Prompt » List every wreck that the passage on Spanish mackerel names as a good ocean wreck for finding them.

Passage provided »
------

Spanish mackerel are in our area from June on into October. They can be caught throughout the lower Chesapeake Bay and in our ocean waters. Good areas in the bay include the waters around the CBBT, around York Spit Light, along the Baltimore Channel, around any wreck or reef, the 4A buoy, Cape Henry, and anywhere you see them free jumping. The bay waters are best June through September. There is usually a real good bite at Cape Henry from late August through mid-September. Later into the fall, you need to move into the ocean to target them. October is a good month to find them, in the Chesapeake Light Tower area, mixed in with king mackerel and false albacore.
June through August they can be found almost everywhere. In the ocean, look around any of the wrecks. Some good wrecks include the Santore, Tiger, Gulf Hustler, Anglo-African, Hanks, and Ricks. Look for them all along Virginia Beach. They can be found on out to the ocean seamounts like the Cigar and 26 Mile Hill. Some will be caught on the Fingers every year.

------

Dataset extract »
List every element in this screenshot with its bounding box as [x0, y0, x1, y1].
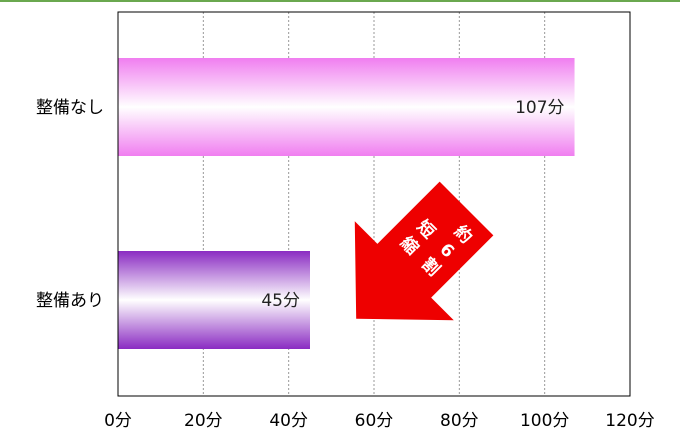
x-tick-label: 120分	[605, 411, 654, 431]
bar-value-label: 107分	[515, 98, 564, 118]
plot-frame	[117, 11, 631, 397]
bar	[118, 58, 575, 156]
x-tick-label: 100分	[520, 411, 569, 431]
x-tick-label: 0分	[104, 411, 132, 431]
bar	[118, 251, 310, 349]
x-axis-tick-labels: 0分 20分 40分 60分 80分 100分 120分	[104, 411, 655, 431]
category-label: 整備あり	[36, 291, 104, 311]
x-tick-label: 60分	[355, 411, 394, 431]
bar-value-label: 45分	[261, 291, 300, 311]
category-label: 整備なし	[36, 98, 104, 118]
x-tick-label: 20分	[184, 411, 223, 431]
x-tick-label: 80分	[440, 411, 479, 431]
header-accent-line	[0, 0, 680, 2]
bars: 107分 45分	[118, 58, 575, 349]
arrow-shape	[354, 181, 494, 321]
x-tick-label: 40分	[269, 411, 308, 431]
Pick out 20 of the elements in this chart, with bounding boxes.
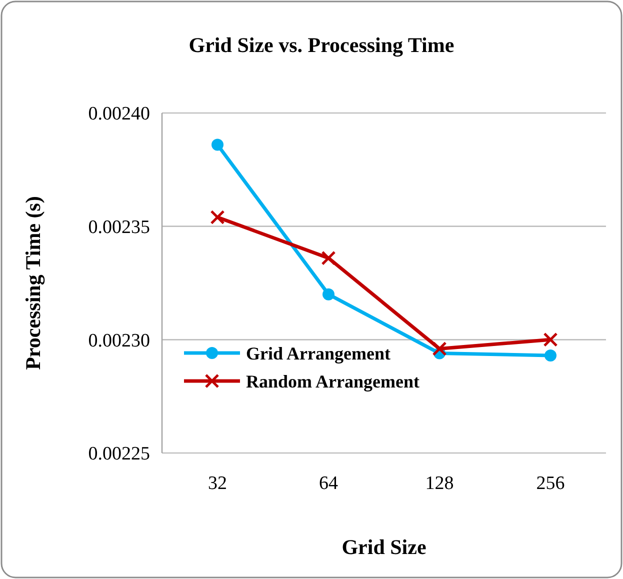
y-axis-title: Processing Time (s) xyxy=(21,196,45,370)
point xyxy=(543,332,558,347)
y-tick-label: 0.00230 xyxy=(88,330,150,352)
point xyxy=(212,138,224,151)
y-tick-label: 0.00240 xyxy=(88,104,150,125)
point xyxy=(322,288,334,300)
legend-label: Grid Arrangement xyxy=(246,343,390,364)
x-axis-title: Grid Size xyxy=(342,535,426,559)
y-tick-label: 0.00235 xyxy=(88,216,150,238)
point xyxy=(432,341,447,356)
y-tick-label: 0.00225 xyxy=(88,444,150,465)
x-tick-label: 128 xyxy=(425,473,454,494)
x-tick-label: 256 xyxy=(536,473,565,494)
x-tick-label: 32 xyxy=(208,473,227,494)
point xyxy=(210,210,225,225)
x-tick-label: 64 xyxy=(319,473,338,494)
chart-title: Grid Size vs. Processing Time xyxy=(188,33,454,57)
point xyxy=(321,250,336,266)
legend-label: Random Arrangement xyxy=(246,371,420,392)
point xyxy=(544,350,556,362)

------

Output of the exercise » Santore, Tiger, Gulf Hustler, Anglo-African, Hanks, Ricks